TASK BRIEF
In the listing below, identify each line with the word "Frequency" and return those lines.

(Dataset entries)
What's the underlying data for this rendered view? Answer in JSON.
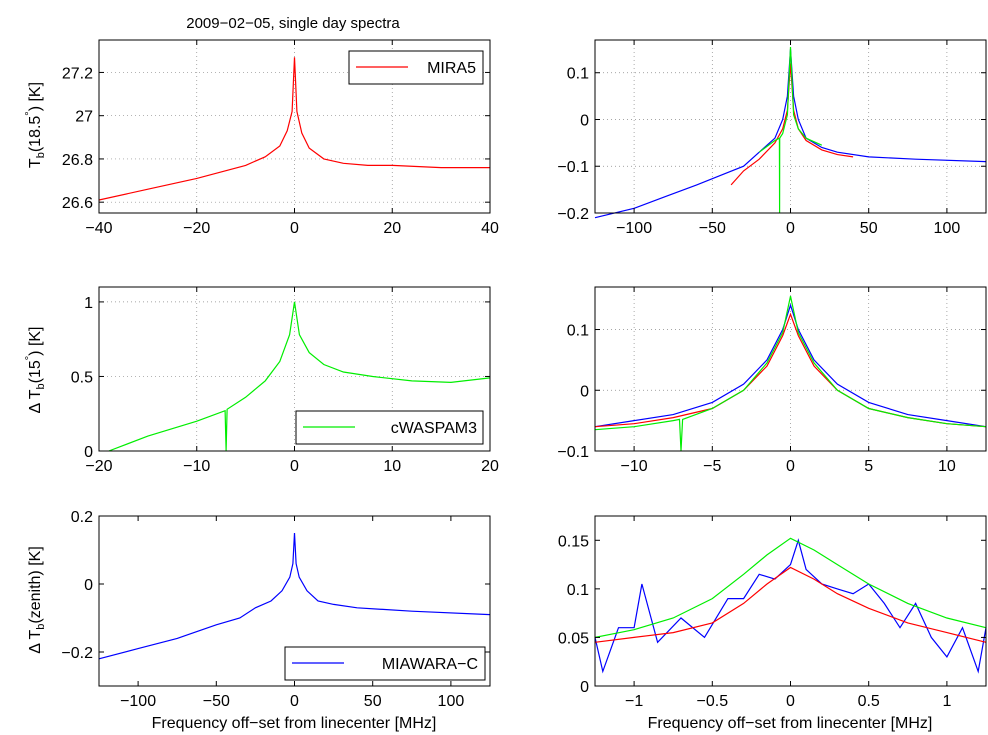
{
  "figure_title": "2009−02−05, single day spectra",
  "legend": {
    "mira5": "MIRA5",
    "cwaspam3": "cWASPAM3",
    "miawara": "MIAWARA−C"
  },
  "labels": {
    "yl1_main": "T",
    "yl1_sub": "b",
    "yl1_rest": "(18.5",
    "yl1_deg": "°",
    "yl1_end": ") [K]",
    "yl2_delta": "Δ T",
    "yl2_sub": "b",
    "yl2_rest": "(15",
    "yl2_deg": "°",
    "yl2_end": ") [K]",
    "yl3_delta": "Δ T",
    "yl3_sub": "b",
    "yl3_rest": "(zenith) [K]",
    "xlabel_left": "Frequency off−set from linecenter [MHz]",
    "xlabel_right": "Frequency off−set from linecenter [MHz]"
  },
  "colors": {
    "mira5": "#ff0000",
    "cwaspam3": "#00ee00",
    "miawara": "#0000ff"
  },
  "chart_data": [
    {
      "id": "p1",
      "type": "line",
      "xlim": [
        -40,
        40
      ],
      "ylim": [
        26.55,
        27.35
      ],
      "xticks": [
        -40,
        -20,
        0,
        20,
        40
      ],
      "xtick_labels": [
        "−40",
        "−20",
        "0",
        "20",
        "40"
      ],
      "yticks": [
        26.6,
        26.8,
        27.0,
        27.2
      ],
      "ytick_labels": [
        "26.6",
        "26.8",
        "27",
        "27.2"
      ],
      "grid": true,
      "legend_position": "top-right",
      "series": [
        {
          "name": "MIRA5",
          "color": "#ff0000",
          "x": [
            -40,
            -30,
            -20,
            -15,
            -10,
            -6,
            -3,
            -1.5,
            -0.5,
            0,
            0.5,
            1.5,
            3,
            6,
            10,
            15,
            20,
            30,
            40
          ],
          "y": [
            26.61,
            26.66,
            26.71,
            26.74,
            26.77,
            26.81,
            26.86,
            26.93,
            27.02,
            27.27,
            27.02,
            26.92,
            26.85,
            26.8,
            26.78,
            26.77,
            26.77,
            26.76,
            26.76
          ]
        }
      ]
    },
    {
      "id": "p2",
      "type": "line",
      "xlim": [
        -125,
        125
      ],
      "ylim": [
        -0.2,
        0.17
      ],
      "xticks": [
        -100,
        -50,
        0,
        50,
        100
      ],
      "xtick_labels": [
        "−100",
        "−50",
        "0",
        "50",
        "100"
      ],
      "yticks": [
        -0.2,
        -0.1,
        0,
        0.1
      ],
      "ytick_labels": [
        "−0.2",
        "−0.1",
        "0",
        "0.1"
      ],
      "grid": true,
      "series": [
        {
          "name": "MIAWARA−C",
          "color": "#0000ff",
          "x": [
            -125,
            -100,
            -80,
            -60,
            -45,
            -30,
            -20,
            -10,
            -5,
            -2,
            0,
            2,
            5,
            10,
            20,
            30,
            50,
            80,
            125
          ],
          "y": [
            -0.21,
            -0.19,
            -0.165,
            -0.14,
            -0.12,
            -0.1,
            -0.07,
            -0.04,
            0.0,
            0.05,
            0.15,
            0.05,
            0.0,
            -0.04,
            -0.06,
            -0.07,
            -0.08,
            -0.085,
            -0.09
          ]
        },
        {
          "name": "MIRA5",
          "color": "#ff0000",
          "x": [
            -38,
            -30,
            -20,
            -10,
            -5,
            -2,
            0,
            2,
            5,
            10,
            20,
            30,
            40
          ],
          "y": [
            -0.14,
            -0.11,
            -0.085,
            -0.05,
            -0.02,
            0.02,
            0.12,
            0.02,
            -0.02,
            -0.045,
            -0.065,
            -0.075,
            -0.08
          ]
        },
        {
          "name": "cWASPAM3",
          "color": "#00ee00",
          "x": [
            -20,
            -10,
            -7.1,
            -7,
            -6.9,
            -5,
            -2,
            0,
            2,
            5,
            10,
            20
          ],
          "y": [
            -0.07,
            -0.045,
            -0.04,
            -0.2,
            -0.04,
            -0.03,
            0.01,
            0.155,
            0.01,
            -0.02,
            -0.04,
            -0.055
          ]
        }
      ]
    },
    {
      "id": "p3",
      "type": "line",
      "xlim": [
        -20,
        20
      ],
      "ylim": [
        0,
        1.1
      ],
      "xticks": [
        -20,
        -10,
        0,
        10,
        20
      ],
      "xtick_labels": [
        "−20",
        "−10",
        "0",
        "10",
        "20"
      ],
      "yticks": [
        0,
        0.5,
        1
      ],
      "ytick_labels": [
        "0",
        "0.5",
        "1"
      ],
      "grid": true,
      "legend_position": "bottom-right",
      "series": [
        {
          "name": "cWASPAM3",
          "color": "#00ee00",
          "x": [
            -19,
            -15,
            -10,
            -7.1,
            -7,
            -6.9,
            -5,
            -3,
            -1.5,
            -0.5,
            0,
            0.5,
            1.5,
            3,
            5,
            8,
            12,
            16,
            20
          ],
          "y": [
            0.0,
            0.1,
            0.2,
            0.27,
            0.0,
            0.28,
            0.36,
            0.47,
            0.6,
            0.78,
            1.0,
            0.78,
            0.66,
            0.58,
            0.53,
            0.5,
            0.47,
            0.46,
            0.49
          ]
        }
      ]
    },
    {
      "id": "p4",
      "type": "line",
      "xlim": [
        -12.5,
        12.5
      ],
      "ylim": [
        -0.1,
        0.17
      ],
      "xticks": [
        -10,
        -5,
        0,
        5,
        10
      ],
      "xtick_labels": [
        "−10",
        "−5",
        "0",
        "5",
        "10"
      ],
      "yticks": [
        -0.1,
        0,
        0.1
      ],
      "ytick_labels": [
        "−0.1",
        "0",
        "0.1"
      ],
      "grid": true,
      "series": [
        {
          "name": "MIAWARA−C",
          "color": "#0000ff",
          "x": [
            -12.5,
            -10,
            -7.5,
            -5,
            -3,
            -1.5,
            -0.5,
            0,
            0.5,
            1.5,
            3,
            5,
            7.5,
            10,
            12.5
          ],
          "y": [
            -0.06,
            -0.05,
            -0.04,
            -0.02,
            0.01,
            0.05,
            0.1,
            0.14,
            0.1,
            0.05,
            0.01,
            -0.02,
            -0.04,
            -0.05,
            -0.06
          ]
        },
        {
          "name": "MIRA5",
          "color": "#ff0000",
          "x": [
            -12.5,
            -10,
            -7.5,
            -5,
            -3,
            -1.5,
            -0.5,
            0,
            0.5,
            1.5,
            3,
            5,
            7.5,
            10,
            12.5
          ],
          "y": [
            -0.06,
            -0.055,
            -0.045,
            -0.03,
            0.0,
            0.04,
            0.09,
            0.125,
            0.09,
            0.04,
            0.0,
            -0.03,
            -0.045,
            -0.055,
            -0.06
          ]
        },
        {
          "name": "cWASPAM3",
          "color": "#00ee00",
          "x": [
            -12.5,
            -10,
            -7.5,
            -7.1,
            -7,
            -6.9,
            -5,
            -3,
            -1.5,
            -0.5,
            0,
            0.5,
            1.5,
            3,
            5,
            7.5,
            10,
            12.5
          ],
          "y": [
            -0.065,
            -0.06,
            -0.05,
            -0.048,
            -0.1,
            -0.048,
            -0.03,
            0.0,
            0.045,
            0.095,
            0.155,
            0.095,
            0.045,
            0.0,
            -0.03,
            -0.045,
            -0.055,
            -0.06
          ]
        }
      ]
    },
    {
      "id": "p5",
      "type": "line",
      "xlim": [
        -125,
        125
      ],
      "ylim": [
        -0.3,
        0.2
      ],
      "xticks": [
        -100,
        -50,
        0,
        50,
        100
      ],
      "xtick_labels": [
        "−100",
        "−50",
        "0",
        "50",
        "100"
      ],
      "yticks": [
        -0.2,
        0,
        0.2
      ],
      "ytick_labels": [
        "−0.2",
        "0",
        "0.2"
      ],
      "grid": false,
      "legend_position": "bottom-right",
      "series": [
        {
          "name": "MIAWARA−C",
          "color": "#0000ff",
          "x": [
            -125,
            -100,
            -75,
            -50,
            -35,
            -25,
            -15,
            -8,
            -3,
            -1,
            0,
            1,
            3,
            8,
            15,
            25,
            40,
            75,
            125
          ],
          "y": [
            -0.22,
            -0.19,
            -0.16,
            -0.12,
            -0.1,
            -0.07,
            -0.05,
            -0.02,
            0.02,
            0.06,
            0.15,
            0.06,
            0.02,
            -0.02,
            -0.05,
            -0.06,
            -0.07,
            -0.08,
            -0.09
          ]
        }
      ]
    },
    {
      "id": "p6",
      "type": "line",
      "xlim": [
        -1.25,
        1.25
      ],
      "ylim": [
        0,
        0.175
      ],
      "xticks": [
        -1,
        -0.5,
        0,
        0.5,
        1
      ],
      "xtick_labels": [
        "−1",
        "−0.5",
        "0",
        "0.5",
        "1"
      ],
      "yticks": [
        0,
        0.05,
        0.1,
        0.15
      ],
      "ytick_labels": [
        "0",
        "0.05",
        "0.1",
        "0.15"
      ],
      "grid": false,
      "series": [
        {
          "name": "MIAWARA−C",
          "color": "#0000ff",
          "x": [
            -1.25,
            -1.2,
            -1.1,
            -1.0,
            -0.95,
            -0.85,
            -0.7,
            -0.55,
            -0.4,
            -0.3,
            -0.2,
            -0.1,
            0.0,
            0.05,
            0.1,
            0.2,
            0.3,
            0.4,
            0.5,
            0.6,
            0.7,
            0.8,
            0.9,
            1.0,
            1.1,
            1.2,
            1.25
          ],
          "y": [
            0.05,
            0.015,
            0.06,
            0.06,
            0.105,
            0.045,
            0.07,
            0.05,
            0.09,
            0.09,
            0.115,
            0.11,
            0.125,
            0.15,
            0.12,
            0.105,
            0.1,
            0.095,
            0.105,
            0.085,
            0.06,
            0.085,
            0.05,
            0.03,
            0.06,
            0.015,
            0.06
          ]
        },
        {
          "name": "MIRA5",
          "color": "#ff0000",
          "x": [
            -1.25,
            -1.0,
            -0.75,
            -0.5,
            -0.3,
            -0.15,
            0.0,
            0.15,
            0.3,
            0.5,
            0.75,
            1.0,
            1.25
          ],
          "y": [
            0.045,
            0.05,
            0.055,
            0.065,
            0.085,
            0.105,
            0.122,
            0.11,
            0.095,
            0.08,
            0.065,
            0.055,
            0.045
          ]
        },
        {
          "name": "cWASPAM3",
          "color": "#00ee00",
          "x": [
            -1.25,
            -1.0,
            -0.75,
            -0.5,
            -0.3,
            -0.15,
            0.0,
            0.15,
            0.3,
            0.5,
            0.75,
            1.0,
            1.25
          ],
          "y": [
            0.05,
            0.058,
            0.07,
            0.09,
            0.115,
            0.135,
            0.152,
            0.14,
            0.125,
            0.105,
            0.085,
            0.07,
            0.06
          ]
        }
      ]
    }
  ]
}
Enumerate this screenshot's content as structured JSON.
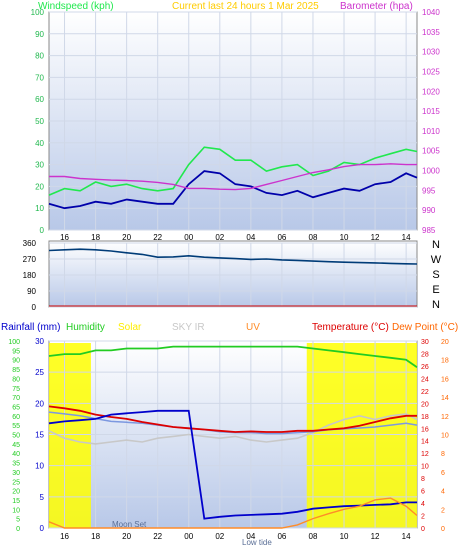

THE COMPLETED TASK
    "xlabel_left": "Frequency off−set from linecenter [MHz]",
    "xlabel_right": "Frequency off−set from linecenter [MHz]"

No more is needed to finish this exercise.